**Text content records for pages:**

************

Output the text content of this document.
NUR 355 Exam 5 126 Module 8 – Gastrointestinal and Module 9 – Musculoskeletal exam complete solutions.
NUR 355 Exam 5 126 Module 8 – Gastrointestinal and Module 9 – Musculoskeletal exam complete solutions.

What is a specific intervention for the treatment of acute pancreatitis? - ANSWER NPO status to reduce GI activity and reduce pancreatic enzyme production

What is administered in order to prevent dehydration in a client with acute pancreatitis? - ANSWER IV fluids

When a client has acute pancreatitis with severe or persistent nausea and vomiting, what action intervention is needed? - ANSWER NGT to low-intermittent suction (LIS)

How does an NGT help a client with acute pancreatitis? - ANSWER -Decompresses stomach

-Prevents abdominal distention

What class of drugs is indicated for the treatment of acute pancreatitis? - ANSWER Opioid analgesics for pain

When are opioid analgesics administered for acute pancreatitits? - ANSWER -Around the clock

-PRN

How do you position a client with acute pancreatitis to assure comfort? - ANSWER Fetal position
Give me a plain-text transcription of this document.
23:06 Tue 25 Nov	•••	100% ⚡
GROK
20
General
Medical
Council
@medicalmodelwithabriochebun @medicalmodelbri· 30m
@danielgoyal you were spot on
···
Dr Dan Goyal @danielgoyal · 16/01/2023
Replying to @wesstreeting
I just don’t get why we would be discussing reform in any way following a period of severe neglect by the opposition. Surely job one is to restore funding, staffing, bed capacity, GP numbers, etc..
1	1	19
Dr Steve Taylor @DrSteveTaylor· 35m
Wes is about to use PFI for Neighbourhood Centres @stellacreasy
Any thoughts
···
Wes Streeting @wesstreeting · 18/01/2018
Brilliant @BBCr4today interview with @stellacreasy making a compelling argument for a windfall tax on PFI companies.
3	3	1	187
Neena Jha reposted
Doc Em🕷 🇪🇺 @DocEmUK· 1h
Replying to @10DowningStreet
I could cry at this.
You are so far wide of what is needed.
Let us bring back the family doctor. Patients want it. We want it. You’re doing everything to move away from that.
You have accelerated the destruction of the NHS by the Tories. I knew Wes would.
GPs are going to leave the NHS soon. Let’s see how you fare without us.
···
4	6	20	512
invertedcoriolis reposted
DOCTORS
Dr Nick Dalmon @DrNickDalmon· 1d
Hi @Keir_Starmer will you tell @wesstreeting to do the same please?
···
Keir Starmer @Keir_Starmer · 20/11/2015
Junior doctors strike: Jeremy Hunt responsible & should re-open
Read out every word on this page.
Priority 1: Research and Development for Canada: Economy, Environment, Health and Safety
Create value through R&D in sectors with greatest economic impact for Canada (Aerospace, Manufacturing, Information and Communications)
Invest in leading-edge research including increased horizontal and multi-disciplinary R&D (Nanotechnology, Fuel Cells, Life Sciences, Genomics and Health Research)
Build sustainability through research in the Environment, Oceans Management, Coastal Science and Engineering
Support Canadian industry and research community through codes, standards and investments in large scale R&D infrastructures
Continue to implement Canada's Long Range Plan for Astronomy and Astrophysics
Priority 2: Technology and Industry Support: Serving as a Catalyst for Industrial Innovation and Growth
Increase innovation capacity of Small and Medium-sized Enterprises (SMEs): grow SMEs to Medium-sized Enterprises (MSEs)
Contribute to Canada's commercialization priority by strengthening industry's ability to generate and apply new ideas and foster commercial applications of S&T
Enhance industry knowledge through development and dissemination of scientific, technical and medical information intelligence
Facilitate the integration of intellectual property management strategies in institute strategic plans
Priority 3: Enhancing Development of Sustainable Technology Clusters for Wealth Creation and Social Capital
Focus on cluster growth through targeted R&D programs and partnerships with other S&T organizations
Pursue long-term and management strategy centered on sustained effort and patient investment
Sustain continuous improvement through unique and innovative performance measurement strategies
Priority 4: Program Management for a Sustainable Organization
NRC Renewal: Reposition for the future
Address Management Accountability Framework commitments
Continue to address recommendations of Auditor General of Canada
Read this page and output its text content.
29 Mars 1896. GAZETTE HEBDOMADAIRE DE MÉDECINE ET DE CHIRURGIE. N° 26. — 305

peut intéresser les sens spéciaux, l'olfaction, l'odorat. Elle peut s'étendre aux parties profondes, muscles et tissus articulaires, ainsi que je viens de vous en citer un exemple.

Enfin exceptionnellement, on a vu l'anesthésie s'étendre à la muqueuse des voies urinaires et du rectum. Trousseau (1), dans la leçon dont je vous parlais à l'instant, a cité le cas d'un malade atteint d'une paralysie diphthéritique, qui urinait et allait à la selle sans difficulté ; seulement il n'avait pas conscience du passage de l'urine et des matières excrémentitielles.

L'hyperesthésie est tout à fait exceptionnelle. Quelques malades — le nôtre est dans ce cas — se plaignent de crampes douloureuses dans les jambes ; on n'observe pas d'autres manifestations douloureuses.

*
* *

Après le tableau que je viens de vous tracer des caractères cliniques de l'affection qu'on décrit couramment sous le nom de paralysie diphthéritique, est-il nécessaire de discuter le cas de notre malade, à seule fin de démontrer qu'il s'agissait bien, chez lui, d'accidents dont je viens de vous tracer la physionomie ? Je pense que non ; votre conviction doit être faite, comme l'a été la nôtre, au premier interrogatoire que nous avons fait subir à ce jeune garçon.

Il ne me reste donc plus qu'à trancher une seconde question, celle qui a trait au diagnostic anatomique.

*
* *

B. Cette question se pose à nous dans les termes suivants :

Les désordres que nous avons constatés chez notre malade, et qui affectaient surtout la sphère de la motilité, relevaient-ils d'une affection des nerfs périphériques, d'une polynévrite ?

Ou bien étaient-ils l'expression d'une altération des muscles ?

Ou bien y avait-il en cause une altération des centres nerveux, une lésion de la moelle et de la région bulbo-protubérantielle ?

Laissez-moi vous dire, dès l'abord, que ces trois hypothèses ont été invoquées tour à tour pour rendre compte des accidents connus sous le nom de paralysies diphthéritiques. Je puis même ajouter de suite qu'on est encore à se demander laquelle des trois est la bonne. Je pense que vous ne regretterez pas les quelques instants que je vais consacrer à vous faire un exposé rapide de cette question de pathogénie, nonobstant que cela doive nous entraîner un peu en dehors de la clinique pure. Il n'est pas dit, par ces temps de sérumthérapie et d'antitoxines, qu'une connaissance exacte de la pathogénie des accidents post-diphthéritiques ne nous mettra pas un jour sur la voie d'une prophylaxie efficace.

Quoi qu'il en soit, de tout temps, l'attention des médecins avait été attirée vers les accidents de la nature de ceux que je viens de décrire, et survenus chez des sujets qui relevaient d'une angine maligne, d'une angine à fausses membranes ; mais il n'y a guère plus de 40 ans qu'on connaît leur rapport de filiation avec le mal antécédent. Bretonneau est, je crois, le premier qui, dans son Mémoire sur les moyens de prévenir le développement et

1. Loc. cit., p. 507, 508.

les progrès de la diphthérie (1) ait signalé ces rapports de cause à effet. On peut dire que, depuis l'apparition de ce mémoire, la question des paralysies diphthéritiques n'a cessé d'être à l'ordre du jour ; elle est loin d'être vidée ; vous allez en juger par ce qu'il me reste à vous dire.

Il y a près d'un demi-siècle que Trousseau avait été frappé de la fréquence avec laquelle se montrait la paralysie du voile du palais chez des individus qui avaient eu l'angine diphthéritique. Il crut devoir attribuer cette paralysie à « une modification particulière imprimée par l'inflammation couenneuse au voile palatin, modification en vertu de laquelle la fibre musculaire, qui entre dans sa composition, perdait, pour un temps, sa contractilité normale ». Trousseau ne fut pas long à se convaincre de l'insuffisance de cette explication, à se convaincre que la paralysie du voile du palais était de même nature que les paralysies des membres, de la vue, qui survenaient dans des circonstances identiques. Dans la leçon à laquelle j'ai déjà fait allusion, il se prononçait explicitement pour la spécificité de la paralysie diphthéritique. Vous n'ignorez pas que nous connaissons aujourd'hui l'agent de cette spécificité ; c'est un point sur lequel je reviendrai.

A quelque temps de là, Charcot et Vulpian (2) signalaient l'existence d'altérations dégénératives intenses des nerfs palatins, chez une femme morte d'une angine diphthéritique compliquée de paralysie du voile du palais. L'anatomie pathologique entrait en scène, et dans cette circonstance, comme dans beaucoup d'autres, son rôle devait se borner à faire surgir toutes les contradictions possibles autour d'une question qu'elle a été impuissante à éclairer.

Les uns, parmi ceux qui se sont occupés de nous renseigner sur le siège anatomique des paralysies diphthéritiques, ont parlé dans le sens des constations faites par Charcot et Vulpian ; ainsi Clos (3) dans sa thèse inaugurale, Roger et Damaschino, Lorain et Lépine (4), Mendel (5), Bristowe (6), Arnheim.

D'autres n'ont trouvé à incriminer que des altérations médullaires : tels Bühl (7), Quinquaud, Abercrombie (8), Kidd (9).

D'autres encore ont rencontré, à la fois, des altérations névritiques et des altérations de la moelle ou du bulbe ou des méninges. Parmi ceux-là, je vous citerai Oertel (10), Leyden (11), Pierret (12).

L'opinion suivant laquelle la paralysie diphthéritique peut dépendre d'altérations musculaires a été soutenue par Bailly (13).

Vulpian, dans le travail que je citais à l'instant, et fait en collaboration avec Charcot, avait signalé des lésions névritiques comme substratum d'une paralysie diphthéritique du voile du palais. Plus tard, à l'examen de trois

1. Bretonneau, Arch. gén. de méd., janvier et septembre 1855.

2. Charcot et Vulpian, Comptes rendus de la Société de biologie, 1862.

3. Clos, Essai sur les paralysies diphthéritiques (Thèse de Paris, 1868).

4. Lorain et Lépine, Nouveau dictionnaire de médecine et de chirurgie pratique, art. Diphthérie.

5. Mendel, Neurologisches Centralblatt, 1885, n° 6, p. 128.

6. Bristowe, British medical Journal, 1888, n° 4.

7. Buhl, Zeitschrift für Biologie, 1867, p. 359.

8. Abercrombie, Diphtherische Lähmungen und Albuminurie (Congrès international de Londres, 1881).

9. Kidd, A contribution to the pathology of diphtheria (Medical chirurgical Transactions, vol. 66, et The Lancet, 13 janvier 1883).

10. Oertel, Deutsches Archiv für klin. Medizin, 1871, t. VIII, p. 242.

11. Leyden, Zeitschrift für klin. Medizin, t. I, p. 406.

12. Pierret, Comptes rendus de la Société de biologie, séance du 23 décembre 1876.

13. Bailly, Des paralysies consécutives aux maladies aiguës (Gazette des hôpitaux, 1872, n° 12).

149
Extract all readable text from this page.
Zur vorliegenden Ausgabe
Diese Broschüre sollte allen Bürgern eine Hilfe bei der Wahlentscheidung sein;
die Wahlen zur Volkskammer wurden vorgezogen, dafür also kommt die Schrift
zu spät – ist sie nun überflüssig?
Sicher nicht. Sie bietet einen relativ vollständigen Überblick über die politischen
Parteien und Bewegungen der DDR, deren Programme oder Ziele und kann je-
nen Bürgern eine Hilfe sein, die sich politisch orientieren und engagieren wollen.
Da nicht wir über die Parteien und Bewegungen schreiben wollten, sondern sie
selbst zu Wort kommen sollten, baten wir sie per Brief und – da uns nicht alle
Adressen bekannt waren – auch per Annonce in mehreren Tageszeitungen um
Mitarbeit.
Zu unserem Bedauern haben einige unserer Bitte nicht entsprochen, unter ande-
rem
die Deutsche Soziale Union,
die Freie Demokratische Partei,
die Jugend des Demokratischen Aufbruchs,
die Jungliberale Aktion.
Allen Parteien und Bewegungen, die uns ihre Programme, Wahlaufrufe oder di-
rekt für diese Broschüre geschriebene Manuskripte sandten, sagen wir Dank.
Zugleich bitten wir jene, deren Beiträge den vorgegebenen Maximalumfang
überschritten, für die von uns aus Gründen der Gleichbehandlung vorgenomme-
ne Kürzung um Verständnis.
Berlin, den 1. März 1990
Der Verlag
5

************

**Exercise:** List each line of the entries that holds the string "Lorain".

**Completed task:**
Les uns, parmi ceux qui se sont occupés de nous renseigner sur le siège anatomique des paralysies diphthéritiques, ont parlé dans le sens des constations faites par Charcot et Vulpian ; ainsi Clos (3) dans sa thèse inaugurale, Roger et Damaschino, Lorain et Lépine (4), Mendel (5), Bristowe (6), Arnheim.
4. Lorain et Lépine, Nouveau dictionnaire de médecine et de chirurgie pratique, art. Diphthérie.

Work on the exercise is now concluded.